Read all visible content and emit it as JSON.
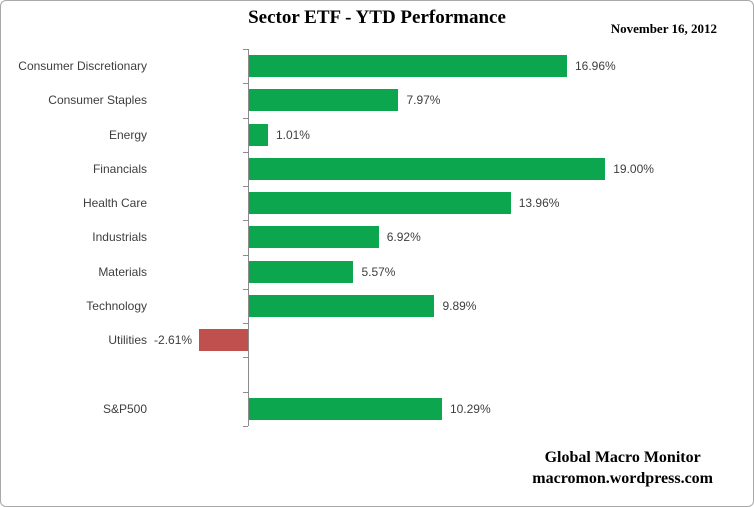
{
  "chart_data": {
    "type": "bar",
    "orientation": "horizontal",
    "title": "Sector ETF - YTD Performance",
    "date_label": "November 16, 2012",
    "categories": [
      "Consumer Discretionary",
      "Consumer Staples",
      "Energy",
      "Financials",
      "Health Care",
      "Industrials",
      "Materials",
      "Technology",
      "Utilities",
      "",
      "S&P500"
    ],
    "values": [
      16.96,
      7.97,
      1.01,
      19.0,
      13.96,
      6.92,
      5.57,
      9.89,
      -2.61,
      null,
      10.29
    ],
    "value_labels": [
      "16.96%",
      "7.97%",
      "1.01%",
      "19.00%",
      "13.96%",
      "6.92%",
      "5.57%",
      "9.89%",
      "-2.61%",
      "",
      "10.29%"
    ],
    "xlabel": "",
    "ylabel": "",
    "xlim": [
      -2.72,
      26.2
    ],
    "grid": false,
    "legend": false,
    "colors": {
      "positive_bar": "#0ca64f",
      "negative_bar": "#c0504d",
      "axis": "#8c8c8c",
      "label_text": "#3e3e3e"
    }
  },
  "footer": {
    "line1": "Global Macro Monitor",
    "line2": "macromon.wordpress.com"
  }
}
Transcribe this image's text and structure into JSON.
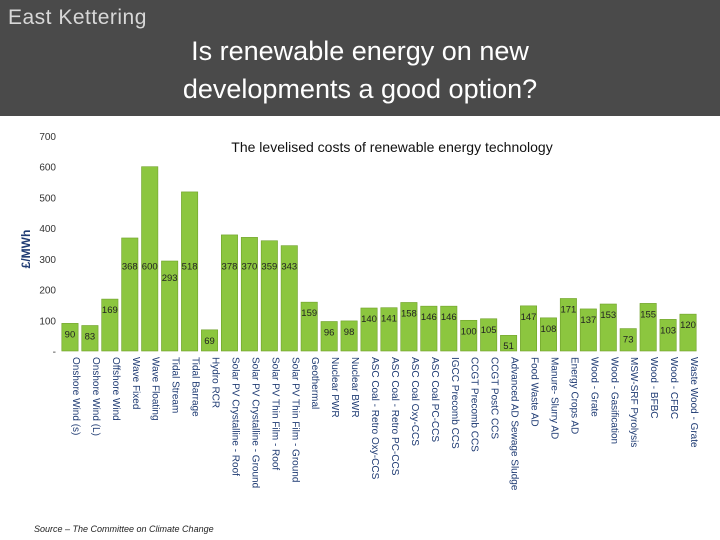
{
  "header": {
    "brand": "East Kettering",
    "title_line1": "Is renewable energy on new",
    "title_line2": "developments a  good option?"
  },
  "footer": {
    "source": "Source – The Committee on Climate Change"
  },
  "colors": {
    "background": "#4a4a4a",
    "bar_fill": "#8cc63f",
    "bar_stroke": "#6fa02a",
    "panel": "#ffffff"
  },
  "chart_data": {
    "type": "bar",
    "title": "The levelised costs of renewable energy technology",
    "xlabel": "",
    "ylabel": "£/MWh",
    "ylim": [
      0,
      700
    ],
    "yticks": [
      0,
      100,
      200,
      300,
      400,
      500,
      600,
      700
    ],
    "ytick_labels": [
      "-",
      "100",
      "200",
      "300",
      "400",
      "500",
      "600",
      "700"
    ],
    "grid": false,
    "legend": "none",
    "categories": [
      "Onshore Wind (s)",
      "Onshore Wind (L)",
      "Offshore Wind",
      "Wave Fixed",
      "Wave Floating",
      "Tidal Stream",
      "Tidal Barrage",
      "Hydro RCR",
      "Solar PV Crystalline - Roof",
      "Solar PV Crystalline - Ground",
      "Solar PV Thin Film - Roof",
      "Solar PV Thin Film - Ground",
      "Geothermal",
      "Nuclear PWR",
      "Nuclear BWR",
      "ASC Coal - Retro Oxy-CCS",
      "ASC Coal - Retro PC-CCS",
      "ASC Coal Oxy-CCS",
      "ASC Coal PC-CCS",
      "IGCC Precomb CCS",
      "CCGT Precomb CCS",
      "CCGT PostC CCS",
      "Advanced AD Sewage Sludge",
      "Food Waste AD",
      "Manure- Slurry AD",
      "Energy Crops AD",
      "Wood - Grate",
      "Wood - Gasification",
      "MSW-SRF Pyrolysis",
      "Wood - BFBC",
      "Wood - CFBC",
      "Waste Wood - Grate"
    ],
    "values": [
      90,
      83,
      169,
      368,
      600,
      293,
      518,
      69,
      378,
      370,
      359,
      343,
      159,
      96,
      98,
      140,
      141,
      158,
      146,
      146,
      100,
      105,
      51,
      147,
      108,
      171,
      137,
      153,
      73,
      155,
      103,
      120
    ]
  }
}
────────
_PROMPT_
Pictures in the records should not appear in your copy, but everything else must be transcribed exactly.

_EXERCISE RESULT_
Read all visible content and emit it as JSON.
{
  "chart_data": {
    "type": "bar",
    "orientation": "horizontal",
    "title": "Sector ETF - YTD Performance",
    "date_label": "November 16, 2012",
    "categories": [
      "Consumer Discretionary",
      "Consumer Staples",
      "Energy",
      "Financials",
      "Health Care",
      "Industrials",
      "Materials",
      "Technology",
      "Utilities",
      "",
      "S&P500"
    ],
    "values": [
      16.96,
      7.97,
      1.01,
      19.0,
      13.96,
      6.92,
      5.57,
      9.89,
      -2.61,
      null,
      10.29
    ],
    "value_labels": [
      "16.96%",
      "7.97%",
      "1.01%",
      "19.00%",
      "13.96%",
      "6.92%",
      "5.57%",
      "9.89%",
      "-2.61%",
      "",
      "10.29%"
    ],
    "xlabel": "",
    "ylabel": "",
    "xlim": [
      -2.72,
      26.2
    ],
    "grid": false,
    "legend": false,
    "colors": {
      "positive_bar": "#0ca64f",
      "negative_bar": "#c0504d",
      "axis": "#8c8c8c",
      "label_text": "#3e3e3e"
    }
  },
  "footer": {
    "line1": "Global Macro Monitor",
    "line2": "macromon.wordpress.com"
  }
}
Transcribe this image's text and structure into JSON.
{
  "header": {
    "brand": "East Kettering",
    "title_line1": "Is renewable energy on new",
    "title_line2": "developments a  good option?"
  },
  "footer": {
    "source": "Source – The Committee on Climate Change"
  },
  "colors": {
    "background": "#4a4a4a",
    "bar_fill": "#8cc63f",
    "bar_stroke": "#6fa02a",
    "panel": "#ffffff"
  },
  "chart_data": {
    "type": "bar",
    "title": "The levelised costs of renewable energy technology",
    "xlabel": "",
    "ylabel": "£/MWh",
    "ylim": [
      0,
      700
    ],
    "yticks": [
      0,
      100,
      200,
      300,
      400,
      500,
      600,
      700
    ],
    "ytick_labels": [
      "-",
      "100",
      "200",
      "300",
      "400",
      "500",
      "600",
      "700"
    ],
    "grid": false,
    "legend": "none",
    "categories": [
      "Onshore Wind (s)",
      "Onshore Wind (L)",
      "Offshore Wind",
      "Wave Fixed",
      "Wave Floating",
      "Tidal Stream",
      "Tidal Barrage",
      "Hydro RCR",
      "Solar PV Crystalline - Roof",
      "Solar PV Crystalline - Ground",
      "Solar PV Thin Film - Roof",
      "Solar PV Thin Film - Ground",
      "Geothermal",
      "Nuclear PWR",
      "Nuclear BWR",
      "ASC Coal - Retro Oxy-CCS",
      "ASC Coal - Retro PC-CCS",
      "ASC Coal Oxy-CCS",
      "ASC Coal PC-CCS",
      "IGCC Precomb CCS",
      "CCGT Precomb CCS",
      "CCGT PostC CCS",
      "Advanced AD Sewage Sludge",
      "Food Waste AD",
      "Manure- Slurry AD",
      "Energy Crops AD",
      "Wood - Grate",
      "Wood - Gasification",
      "MSW-SRF Pyrolysis",
      "Wood - BFBC",
      "Wood - CFBC",
      "Waste Wood - Grate"
    ],
    "values": [
      90,
      83,
      169,
      368,
      600,
      293,
      518,
      69,
      378,
      370,
      359,
      343,
      159,
      96,
      98,
      140,
      141,
      158,
      146,
      146,
      100,
      105,
      51,
      147,
      108,
      171,
      137,
      153,
      73,
      155,
      103,
      120
    ]
  }
}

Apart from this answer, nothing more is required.